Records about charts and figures
+ + + + + + +
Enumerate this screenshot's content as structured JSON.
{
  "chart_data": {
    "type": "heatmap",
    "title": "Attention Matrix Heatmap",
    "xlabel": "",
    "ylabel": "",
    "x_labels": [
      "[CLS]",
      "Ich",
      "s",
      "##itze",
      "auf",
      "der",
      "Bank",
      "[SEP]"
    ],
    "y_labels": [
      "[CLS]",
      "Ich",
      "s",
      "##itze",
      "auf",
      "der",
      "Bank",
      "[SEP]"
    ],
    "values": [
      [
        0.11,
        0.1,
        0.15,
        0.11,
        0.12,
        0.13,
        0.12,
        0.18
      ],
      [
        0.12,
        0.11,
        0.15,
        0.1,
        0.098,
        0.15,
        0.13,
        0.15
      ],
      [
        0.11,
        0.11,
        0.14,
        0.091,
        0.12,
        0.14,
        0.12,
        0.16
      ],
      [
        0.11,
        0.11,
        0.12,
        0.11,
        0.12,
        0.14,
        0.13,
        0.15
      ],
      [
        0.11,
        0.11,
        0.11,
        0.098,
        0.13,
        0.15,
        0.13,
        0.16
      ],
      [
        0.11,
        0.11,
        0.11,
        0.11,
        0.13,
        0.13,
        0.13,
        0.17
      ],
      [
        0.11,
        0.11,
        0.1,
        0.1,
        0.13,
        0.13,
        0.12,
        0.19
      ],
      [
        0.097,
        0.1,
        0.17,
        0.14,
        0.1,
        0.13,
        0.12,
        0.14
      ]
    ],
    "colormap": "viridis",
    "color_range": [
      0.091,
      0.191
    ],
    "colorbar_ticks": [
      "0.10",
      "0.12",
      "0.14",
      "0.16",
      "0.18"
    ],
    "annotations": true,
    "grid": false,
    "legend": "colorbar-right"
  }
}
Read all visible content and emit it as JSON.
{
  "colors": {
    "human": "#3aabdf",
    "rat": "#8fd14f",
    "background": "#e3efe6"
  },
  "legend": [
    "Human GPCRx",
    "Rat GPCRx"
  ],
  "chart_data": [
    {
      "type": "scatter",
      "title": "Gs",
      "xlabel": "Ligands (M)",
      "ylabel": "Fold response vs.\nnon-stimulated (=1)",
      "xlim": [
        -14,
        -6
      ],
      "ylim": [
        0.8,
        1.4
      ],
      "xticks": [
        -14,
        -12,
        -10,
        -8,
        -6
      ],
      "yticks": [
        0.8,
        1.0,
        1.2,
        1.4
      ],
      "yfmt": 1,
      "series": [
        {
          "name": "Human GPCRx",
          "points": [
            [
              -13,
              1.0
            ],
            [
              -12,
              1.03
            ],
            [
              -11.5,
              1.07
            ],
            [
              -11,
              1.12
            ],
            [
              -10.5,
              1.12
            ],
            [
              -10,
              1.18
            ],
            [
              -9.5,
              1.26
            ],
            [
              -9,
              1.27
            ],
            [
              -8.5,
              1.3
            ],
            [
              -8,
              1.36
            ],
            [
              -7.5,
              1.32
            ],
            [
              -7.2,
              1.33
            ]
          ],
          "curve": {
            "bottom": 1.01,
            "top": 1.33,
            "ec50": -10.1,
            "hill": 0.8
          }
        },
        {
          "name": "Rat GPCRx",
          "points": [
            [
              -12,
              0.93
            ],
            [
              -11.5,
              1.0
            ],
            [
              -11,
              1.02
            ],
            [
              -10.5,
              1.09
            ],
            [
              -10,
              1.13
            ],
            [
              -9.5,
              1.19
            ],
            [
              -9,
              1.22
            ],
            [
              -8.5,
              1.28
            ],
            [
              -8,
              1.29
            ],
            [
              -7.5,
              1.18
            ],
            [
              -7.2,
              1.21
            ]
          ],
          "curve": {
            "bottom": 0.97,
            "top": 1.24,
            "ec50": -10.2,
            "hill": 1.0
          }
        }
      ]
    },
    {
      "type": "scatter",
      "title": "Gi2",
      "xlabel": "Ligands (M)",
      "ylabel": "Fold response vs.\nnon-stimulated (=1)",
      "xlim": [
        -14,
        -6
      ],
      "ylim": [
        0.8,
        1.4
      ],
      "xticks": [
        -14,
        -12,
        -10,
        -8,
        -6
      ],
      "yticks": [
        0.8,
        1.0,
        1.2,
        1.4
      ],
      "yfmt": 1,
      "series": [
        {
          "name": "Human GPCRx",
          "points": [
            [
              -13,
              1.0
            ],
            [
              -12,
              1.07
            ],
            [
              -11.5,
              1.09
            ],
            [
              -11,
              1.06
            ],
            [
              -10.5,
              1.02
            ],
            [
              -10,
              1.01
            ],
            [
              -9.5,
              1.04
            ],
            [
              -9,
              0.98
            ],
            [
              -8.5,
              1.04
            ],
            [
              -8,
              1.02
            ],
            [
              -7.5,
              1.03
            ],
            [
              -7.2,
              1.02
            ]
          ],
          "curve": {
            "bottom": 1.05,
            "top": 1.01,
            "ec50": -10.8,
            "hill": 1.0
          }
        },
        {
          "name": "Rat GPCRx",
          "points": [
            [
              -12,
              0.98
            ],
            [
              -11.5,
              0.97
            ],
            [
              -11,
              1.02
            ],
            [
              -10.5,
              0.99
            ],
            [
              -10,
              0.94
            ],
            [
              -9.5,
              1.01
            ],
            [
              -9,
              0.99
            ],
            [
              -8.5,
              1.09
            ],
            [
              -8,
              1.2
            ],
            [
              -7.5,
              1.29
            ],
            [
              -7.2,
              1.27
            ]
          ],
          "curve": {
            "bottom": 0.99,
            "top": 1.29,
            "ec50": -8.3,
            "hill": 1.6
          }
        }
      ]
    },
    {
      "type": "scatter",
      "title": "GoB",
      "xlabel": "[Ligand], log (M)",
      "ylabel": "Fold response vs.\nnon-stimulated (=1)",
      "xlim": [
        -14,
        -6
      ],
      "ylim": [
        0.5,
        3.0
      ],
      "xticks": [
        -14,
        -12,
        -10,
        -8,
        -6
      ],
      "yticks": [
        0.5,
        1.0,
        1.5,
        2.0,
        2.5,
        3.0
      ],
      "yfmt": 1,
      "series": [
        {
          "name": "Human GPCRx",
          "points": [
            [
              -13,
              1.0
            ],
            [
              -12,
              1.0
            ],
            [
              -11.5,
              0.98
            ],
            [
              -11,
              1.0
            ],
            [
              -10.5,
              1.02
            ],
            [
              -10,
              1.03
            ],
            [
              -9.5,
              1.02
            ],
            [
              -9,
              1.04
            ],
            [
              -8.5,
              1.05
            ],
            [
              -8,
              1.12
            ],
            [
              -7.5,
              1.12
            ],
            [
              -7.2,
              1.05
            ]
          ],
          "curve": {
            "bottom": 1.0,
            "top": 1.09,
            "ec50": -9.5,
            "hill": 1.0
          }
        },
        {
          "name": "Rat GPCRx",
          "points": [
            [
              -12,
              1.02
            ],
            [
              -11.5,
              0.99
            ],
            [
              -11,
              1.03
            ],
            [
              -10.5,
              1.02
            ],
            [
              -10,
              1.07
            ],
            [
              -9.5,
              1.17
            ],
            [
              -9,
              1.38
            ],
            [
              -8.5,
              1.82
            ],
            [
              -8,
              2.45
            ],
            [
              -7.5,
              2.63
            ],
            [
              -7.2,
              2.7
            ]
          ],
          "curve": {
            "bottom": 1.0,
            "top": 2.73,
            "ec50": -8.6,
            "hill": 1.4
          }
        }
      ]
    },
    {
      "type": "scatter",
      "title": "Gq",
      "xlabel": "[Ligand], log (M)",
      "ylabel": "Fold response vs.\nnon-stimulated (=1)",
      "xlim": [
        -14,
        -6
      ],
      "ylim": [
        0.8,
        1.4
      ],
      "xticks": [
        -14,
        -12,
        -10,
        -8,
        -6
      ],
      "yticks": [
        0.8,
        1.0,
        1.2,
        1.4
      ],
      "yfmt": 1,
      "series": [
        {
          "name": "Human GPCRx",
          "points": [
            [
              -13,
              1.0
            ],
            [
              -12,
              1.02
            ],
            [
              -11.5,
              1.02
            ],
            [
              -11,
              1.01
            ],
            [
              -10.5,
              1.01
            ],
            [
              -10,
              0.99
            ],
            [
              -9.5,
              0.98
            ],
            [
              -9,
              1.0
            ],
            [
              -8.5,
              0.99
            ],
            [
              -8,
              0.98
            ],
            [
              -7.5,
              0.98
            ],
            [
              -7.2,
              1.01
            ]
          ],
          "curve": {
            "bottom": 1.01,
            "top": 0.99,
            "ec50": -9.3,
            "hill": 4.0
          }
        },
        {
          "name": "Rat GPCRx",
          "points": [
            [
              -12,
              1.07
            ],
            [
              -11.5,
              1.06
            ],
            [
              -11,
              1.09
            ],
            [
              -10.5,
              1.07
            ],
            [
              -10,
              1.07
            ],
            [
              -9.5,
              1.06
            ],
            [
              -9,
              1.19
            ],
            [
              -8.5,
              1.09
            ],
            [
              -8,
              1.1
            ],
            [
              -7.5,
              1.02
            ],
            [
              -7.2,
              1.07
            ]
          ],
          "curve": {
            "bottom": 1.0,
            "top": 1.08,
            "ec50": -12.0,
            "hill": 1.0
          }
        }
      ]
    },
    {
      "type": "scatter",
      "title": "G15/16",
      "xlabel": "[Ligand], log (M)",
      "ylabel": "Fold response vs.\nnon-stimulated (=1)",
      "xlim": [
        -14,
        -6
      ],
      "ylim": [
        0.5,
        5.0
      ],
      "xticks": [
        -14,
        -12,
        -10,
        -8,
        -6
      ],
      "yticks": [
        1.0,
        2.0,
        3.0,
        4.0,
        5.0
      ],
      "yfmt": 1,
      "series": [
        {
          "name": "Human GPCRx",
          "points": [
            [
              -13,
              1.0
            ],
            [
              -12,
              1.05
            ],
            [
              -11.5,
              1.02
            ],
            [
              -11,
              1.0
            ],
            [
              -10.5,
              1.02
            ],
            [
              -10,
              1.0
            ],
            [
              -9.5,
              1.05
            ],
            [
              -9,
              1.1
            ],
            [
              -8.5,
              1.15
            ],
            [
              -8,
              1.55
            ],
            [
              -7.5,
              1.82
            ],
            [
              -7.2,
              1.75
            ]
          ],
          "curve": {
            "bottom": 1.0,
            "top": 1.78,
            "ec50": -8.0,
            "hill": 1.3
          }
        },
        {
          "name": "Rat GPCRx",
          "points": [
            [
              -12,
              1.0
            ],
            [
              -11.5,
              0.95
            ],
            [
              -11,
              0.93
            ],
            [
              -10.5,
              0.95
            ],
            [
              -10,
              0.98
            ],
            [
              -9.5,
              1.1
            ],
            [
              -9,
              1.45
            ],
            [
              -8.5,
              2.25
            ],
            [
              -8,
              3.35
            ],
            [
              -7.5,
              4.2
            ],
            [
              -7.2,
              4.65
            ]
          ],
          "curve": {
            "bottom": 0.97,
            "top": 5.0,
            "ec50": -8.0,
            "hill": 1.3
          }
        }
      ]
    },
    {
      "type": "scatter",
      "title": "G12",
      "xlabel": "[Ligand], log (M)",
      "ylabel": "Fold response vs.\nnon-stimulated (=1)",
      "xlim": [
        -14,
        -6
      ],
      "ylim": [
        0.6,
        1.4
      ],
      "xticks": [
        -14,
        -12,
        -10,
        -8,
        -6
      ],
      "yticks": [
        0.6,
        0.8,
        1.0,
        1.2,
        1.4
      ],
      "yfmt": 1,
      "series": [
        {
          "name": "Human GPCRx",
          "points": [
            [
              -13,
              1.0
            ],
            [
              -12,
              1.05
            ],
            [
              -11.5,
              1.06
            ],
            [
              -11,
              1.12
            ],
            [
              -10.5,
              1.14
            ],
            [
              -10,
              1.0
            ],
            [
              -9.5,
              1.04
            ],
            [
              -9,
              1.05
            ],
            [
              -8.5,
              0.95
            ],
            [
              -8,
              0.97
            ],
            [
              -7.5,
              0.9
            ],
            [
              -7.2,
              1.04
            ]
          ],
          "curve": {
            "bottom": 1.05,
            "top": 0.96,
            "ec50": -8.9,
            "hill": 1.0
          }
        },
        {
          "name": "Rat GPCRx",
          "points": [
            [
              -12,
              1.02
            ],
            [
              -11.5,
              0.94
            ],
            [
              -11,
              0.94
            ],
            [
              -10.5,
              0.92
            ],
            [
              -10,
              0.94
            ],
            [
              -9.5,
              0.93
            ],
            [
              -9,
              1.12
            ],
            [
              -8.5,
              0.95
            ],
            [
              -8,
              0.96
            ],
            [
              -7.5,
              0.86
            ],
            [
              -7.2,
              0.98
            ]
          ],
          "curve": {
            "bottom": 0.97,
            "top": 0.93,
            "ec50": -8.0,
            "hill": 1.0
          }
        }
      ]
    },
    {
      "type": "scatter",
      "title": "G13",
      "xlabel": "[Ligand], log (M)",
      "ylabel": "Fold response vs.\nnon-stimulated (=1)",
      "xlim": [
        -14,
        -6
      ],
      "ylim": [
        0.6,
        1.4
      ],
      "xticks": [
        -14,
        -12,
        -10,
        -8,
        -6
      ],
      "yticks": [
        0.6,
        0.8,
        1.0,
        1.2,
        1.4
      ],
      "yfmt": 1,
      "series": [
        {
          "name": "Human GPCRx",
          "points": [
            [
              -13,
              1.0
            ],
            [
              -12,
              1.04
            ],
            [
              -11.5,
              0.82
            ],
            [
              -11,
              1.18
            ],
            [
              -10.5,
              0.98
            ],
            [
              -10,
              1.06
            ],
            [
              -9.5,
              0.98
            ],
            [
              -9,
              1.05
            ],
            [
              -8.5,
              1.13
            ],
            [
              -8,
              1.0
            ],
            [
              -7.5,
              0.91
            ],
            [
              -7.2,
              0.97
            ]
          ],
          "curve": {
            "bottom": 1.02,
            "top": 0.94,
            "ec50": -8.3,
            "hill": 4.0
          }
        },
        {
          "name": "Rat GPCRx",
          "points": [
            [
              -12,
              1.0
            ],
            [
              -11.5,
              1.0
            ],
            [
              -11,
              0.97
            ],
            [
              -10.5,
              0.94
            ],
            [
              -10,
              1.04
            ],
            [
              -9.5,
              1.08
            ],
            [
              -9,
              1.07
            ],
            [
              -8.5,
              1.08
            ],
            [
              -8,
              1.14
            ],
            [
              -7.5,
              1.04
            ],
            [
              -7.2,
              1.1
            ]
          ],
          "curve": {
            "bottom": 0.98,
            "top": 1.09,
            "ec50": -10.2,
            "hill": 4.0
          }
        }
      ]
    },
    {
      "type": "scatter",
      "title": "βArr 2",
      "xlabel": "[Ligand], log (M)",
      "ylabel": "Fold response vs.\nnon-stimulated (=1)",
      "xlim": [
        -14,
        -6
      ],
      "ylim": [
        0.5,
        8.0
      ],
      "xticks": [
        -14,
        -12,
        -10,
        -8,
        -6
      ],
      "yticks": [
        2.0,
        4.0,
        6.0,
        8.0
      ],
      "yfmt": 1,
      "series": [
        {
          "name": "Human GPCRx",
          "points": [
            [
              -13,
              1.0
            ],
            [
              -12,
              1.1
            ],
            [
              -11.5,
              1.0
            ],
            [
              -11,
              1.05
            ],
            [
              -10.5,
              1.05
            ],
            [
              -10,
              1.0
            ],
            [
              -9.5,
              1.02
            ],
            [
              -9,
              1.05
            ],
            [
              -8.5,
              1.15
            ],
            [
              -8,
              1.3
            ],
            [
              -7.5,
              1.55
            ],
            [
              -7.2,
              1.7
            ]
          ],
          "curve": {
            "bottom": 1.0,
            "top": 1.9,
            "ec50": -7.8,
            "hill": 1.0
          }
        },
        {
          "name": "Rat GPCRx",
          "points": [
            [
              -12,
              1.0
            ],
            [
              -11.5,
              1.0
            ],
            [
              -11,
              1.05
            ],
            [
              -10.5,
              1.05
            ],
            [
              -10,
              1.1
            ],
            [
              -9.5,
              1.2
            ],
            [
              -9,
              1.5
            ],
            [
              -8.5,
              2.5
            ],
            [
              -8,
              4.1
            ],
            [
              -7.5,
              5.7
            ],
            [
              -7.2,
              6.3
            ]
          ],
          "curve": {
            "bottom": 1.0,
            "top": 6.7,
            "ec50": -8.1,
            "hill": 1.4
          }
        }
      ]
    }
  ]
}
+ + + + + + +
→ GIVEN INSTRUCTION:
Copy out every line of the data that includes "JSON".

→ PROBLEM SOLUTION:
Enumerate this screenshot's content as structured JSON.
Read all visible content and emit it as JSON.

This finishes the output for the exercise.